**WHAT IS EXPECTED:**
Retype the entries below line for line, with no changes.
[Start WORKING DATA]
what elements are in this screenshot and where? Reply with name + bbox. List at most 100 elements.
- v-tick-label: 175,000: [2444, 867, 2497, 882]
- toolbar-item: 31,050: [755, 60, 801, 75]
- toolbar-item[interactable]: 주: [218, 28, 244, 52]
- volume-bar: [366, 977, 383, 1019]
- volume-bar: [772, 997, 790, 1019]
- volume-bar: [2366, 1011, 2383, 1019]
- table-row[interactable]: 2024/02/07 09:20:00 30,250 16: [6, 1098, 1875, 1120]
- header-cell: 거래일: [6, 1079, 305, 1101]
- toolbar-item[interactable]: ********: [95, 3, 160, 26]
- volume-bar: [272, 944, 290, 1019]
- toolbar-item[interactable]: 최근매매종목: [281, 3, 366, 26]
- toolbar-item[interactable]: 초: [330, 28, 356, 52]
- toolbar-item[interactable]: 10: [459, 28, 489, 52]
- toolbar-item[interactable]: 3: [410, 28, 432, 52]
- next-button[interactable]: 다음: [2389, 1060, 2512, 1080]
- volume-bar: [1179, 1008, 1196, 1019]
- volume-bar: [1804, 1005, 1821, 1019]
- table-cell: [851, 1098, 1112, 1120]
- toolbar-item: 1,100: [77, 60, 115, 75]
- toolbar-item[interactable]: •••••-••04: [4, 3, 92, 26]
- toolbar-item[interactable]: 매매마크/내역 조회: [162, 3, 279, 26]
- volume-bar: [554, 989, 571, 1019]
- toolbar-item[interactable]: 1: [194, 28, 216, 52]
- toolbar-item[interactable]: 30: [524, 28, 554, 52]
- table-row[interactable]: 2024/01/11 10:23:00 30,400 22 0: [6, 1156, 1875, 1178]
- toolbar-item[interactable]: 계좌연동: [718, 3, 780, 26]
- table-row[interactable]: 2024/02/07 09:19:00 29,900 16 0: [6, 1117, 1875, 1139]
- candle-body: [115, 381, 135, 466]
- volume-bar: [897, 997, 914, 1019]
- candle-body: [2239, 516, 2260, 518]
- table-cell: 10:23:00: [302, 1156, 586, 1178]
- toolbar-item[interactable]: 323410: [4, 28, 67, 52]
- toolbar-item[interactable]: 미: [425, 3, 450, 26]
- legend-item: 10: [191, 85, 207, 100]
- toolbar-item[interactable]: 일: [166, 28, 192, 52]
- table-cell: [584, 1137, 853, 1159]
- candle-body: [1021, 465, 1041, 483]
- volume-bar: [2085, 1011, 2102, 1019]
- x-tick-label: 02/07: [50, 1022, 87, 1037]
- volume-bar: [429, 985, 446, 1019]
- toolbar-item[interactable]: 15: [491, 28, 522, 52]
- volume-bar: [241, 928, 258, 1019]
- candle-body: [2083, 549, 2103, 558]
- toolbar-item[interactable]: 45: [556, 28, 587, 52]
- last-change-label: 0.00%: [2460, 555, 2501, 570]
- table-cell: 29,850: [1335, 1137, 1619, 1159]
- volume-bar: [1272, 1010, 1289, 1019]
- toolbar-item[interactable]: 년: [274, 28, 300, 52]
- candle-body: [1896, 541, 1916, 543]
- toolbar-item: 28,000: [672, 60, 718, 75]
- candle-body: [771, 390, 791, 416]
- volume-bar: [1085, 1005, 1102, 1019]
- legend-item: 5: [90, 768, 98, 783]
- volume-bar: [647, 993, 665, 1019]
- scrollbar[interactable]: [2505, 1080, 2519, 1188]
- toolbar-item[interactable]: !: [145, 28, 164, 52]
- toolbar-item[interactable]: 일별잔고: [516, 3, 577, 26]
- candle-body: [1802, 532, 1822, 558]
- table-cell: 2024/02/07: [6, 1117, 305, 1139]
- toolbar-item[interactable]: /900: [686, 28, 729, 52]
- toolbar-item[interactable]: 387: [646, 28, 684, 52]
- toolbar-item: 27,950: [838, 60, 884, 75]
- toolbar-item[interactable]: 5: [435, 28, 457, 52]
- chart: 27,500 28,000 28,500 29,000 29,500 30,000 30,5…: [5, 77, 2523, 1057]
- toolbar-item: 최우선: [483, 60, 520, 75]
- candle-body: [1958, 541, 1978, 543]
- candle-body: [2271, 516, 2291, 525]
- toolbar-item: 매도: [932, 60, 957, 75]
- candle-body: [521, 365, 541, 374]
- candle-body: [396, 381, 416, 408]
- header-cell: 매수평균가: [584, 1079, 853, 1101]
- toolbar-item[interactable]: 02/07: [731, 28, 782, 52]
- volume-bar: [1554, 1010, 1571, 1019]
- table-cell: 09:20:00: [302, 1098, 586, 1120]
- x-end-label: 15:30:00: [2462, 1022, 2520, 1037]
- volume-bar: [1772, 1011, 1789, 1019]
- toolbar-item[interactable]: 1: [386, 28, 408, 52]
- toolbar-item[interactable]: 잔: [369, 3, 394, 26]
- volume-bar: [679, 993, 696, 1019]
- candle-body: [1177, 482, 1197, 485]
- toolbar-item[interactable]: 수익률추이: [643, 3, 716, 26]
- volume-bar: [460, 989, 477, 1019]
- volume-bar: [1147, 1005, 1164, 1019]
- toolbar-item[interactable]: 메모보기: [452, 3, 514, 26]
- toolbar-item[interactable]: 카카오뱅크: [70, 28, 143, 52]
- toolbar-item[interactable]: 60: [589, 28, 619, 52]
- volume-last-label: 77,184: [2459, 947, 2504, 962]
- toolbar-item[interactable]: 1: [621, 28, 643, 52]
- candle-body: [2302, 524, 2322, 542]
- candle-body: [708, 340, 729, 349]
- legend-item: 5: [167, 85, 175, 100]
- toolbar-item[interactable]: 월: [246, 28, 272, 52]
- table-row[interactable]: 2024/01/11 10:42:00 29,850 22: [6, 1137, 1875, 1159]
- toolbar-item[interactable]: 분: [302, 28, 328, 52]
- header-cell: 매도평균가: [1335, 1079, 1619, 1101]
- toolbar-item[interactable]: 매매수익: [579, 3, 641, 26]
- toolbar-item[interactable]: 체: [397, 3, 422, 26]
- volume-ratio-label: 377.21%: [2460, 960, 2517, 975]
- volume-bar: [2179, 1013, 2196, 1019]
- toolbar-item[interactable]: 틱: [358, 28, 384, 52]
[End WORKING DATA]
**EXERCISE SOLUTION:**
what elements are in this screenshot and where? Reply with name + bbox. List at most 100 elements.
- v-tick-label: 175,000: [2444, 867, 2497, 882]
- toolbar-item: 31,050: [755, 60, 801, 75]
- toolbar-item[interactable]: 주: [218, 28, 244, 52]
- volume-bar: [366, 977, 383, 1019]
- volume-bar: [772, 997, 790, 1019]
- volume-bar: [2366, 1011, 2383, 1019]
- table-row[interactable]: 2024/02/07 09:20:00 30,250 16: [6, 1098, 1875, 1120]
- header-cell: 거래일: [6, 1079, 305, 1101]
- toolbar-item[interactable]: ********: [95, 3, 160, 26]
- volume-bar: [272, 944, 290, 1019]
- toolbar-item[interactable]: 최근매매종목: [281, 3, 366, 26]
- toolbar-item[interactable]: 초: [330, 28, 356, 52]
- toolbar-item[interactable]: 10: [459, 28, 489, 52]
- toolbar-item[interactable]: 3: [410, 28, 432, 52]
- next-button[interactable]: 다음: [2389, 1060, 2512, 1080]
- volume-bar: [1179, 1008, 1196, 1019]
- volume-bar: [1804, 1005, 1821, 1019]
- table-cell: [851, 1098, 1112, 1120]
- toolbar-item: 1,100: [77, 60, 115, 75]
- toolbar-item[interactable]: •••••-••04: [4, 3, 92, 26]
- toolbar-item[interactable]: 매매마크/내역 조회: [162, 3, 279, 26]
- volume-bar: [554, 989, 571, 1019]
- toolbar-item[interactable]: 1: [194, 28, 216, 52]
- toolbar-item[interactable]: 30: [524, 28, 554, 52]
- table-row[interactable]: 2024/01/11 10:23:00 30,400 22 0: [6, 1156, 1875, 1178]
- toolbar-item[interactable]: 계좌연동: [718, 3, 780, 26]
- table-row[interactable]: 2024/02/07 09:19:00 29,900 16 0: [6, 1117, 1875, 1139]
- candle-body: [115, 381, 135, 466]
- volume-bar: [897, 997, 914, 1019]
- candle-body: [2239, 516, 2260, 518]
- table-cell: 10:23:00: [302, 1156, 586, 1178]
- toolbar-item[interactable]: 323410: [4, 28, 67, 52]
- toolbar-item[interactable]: 미: [425, 3, 450, 26]
- legend-item: 10: [191, 85, 207, 100]
- toolbar-item[interactable]: 일: [166, 28, 192, 52]
- table-cell: [584, 1137, 853, 1159]
- candle-body: [1021, 465, 1041, 483]
- volume-bar: [2085, 1011, 2102, 1019]
- x-tick-label: 02/07: [50, 1022, 87, 1037]
- volume-bar: [429, 985, 446, 1019]
- toolbar-item[interactable]: 15: [491, 28, 522, 52]
- volume-bar: [241, 928, 258, 1019]
- candle-body: [2083, 549, 2103, 558]
- toolbar-item[interactable]: 45: [556, 28, 587, 52]
- last-change-label: 0.00%: [2460, 555, 2501, 570]
- table-cell: 29,850: [1335, 1137, 1619, 1159]
- volume-bar: [1272, 1010, 1289, 1019]
- toolbar-item[interactable]: 년: [274, 28, 300, 52]
- candle-body: [1896, 541, 1916, 543]
- toolbar-item: 28,000: [672, 60, 718, 75]
- candle-body: [771, 390, 791, 416]
- volume-bar: [1085, 1005, 1102, 1019]
- legend-item: 5: [90, 768, 98, 783]
- volume-bar: [647, 993, 665, 1019]
- scrollbar[interactable]: [2505, 1080, 2519, 1188]
- toolbar-item[interactable]: !: [145, 28, 164, 52]
- toolbar-item[interactable]: 일별잔고: [516, 3, 577, 26]
- candle-body: [1802, 532, 1822, 558]
- table-cell: 2024/02/07: [6, 1117, 305, 1139]
- toolbar-item[interactable]: /900: [686, 28, 729, 52]
- toolbar-item[interactable]: 387: [646, 28, 684, 52]
- toolbar-item: 27,950: [838, 60, 884, 75]
- toolbar-item[interactable]: 5: [435, 28, 457, 52]
- chart: 27,500 28,000 28,500 29,000 29,500 30,000 30,5…: [5, 77, 2523, 1057]
- toolbar-item: 최우선: [483, 60, 520, 75]
- candle-body: [1958, 541, 1978, 543]
- candle-body: [2271, 516, 2291, 525]
- toolbar-item: 매도: [932, 60, 957, 75]
- candle-body: [521, 365, 541, 374]
- candle-body: [396, 381, 416, 408]
- header-cell: 매수평균가: [584, 1079, 853, 1101]
- toolbar-item[interactable]: 02/07: [731, 28, 782, 52]
- volume-bar: [1554, 1010, 1571, 1019]
- table-cell: 09:20:00: [302, 1098, 586, 1120]
- x-end-label: 15:30:00: [2462, 1022, 2520, 1037]
- volume-bar: [1772, 1011, 1789, 1019]
- toolbar-item[interactable]: 1: [386, 28, 408, 52]
- toolbar-item[interactable]: 잔: [369, 3, 394, 26]
- volume-bar: [679, 993, 696, 1019]
- candle-body: [1177, 482, 1197, 485]
- toolbar-item[interactable]: 수익률추이: [643, 3, 716, 26]
- volume-bar: [460, 989, 477, 1019]
- volume-bar: [1147, 1005, 1164, 1019]
- toolbar-item[interactable]: 메모보기: [452, 3, 514, 26]
- toolbar-item[interactable]: 카카오뱅크: [70, 28, 143, 52]
- toolbar-item[interactable]: 60: [589, 28, 619, 52]
- volume-last-label: 77,184: [2459, 947, 2504, 962]
- toolbar-item[interactable]: 1: [621, 28, 643, 52]
- candle-body: [2302, 524, 2322, 542]
- candle-body: [708, 340, 729, 349]
- legend-item: 5: [167, 85, 175, 100]
- toolbar-item[interactable]: 월: [246, 28, 272, 52]
- table-row[interactable]: 2024/01/11 10:42:00 29,850 22: [6, 1137, 1875, 1159]
- toolbar-item[interactable]: 분: [302, 28, 328, 52]
- header-cell: 매도평균가: [1335, 1079, 1619, 1101]
- toolbar-item[interactable]: 매매수익: [579, 3, 641, 26]
- toolbar-item[interactable]: 체: [397, 3, 422, 26]
- volume-ratio-label: 377.21%: [2460, 960, 2517, 975]
- volume-bar: [2179, 1013, 2196, 1019]
- toolbar-item[interactable]: 틱: [358, 28, 384, 52]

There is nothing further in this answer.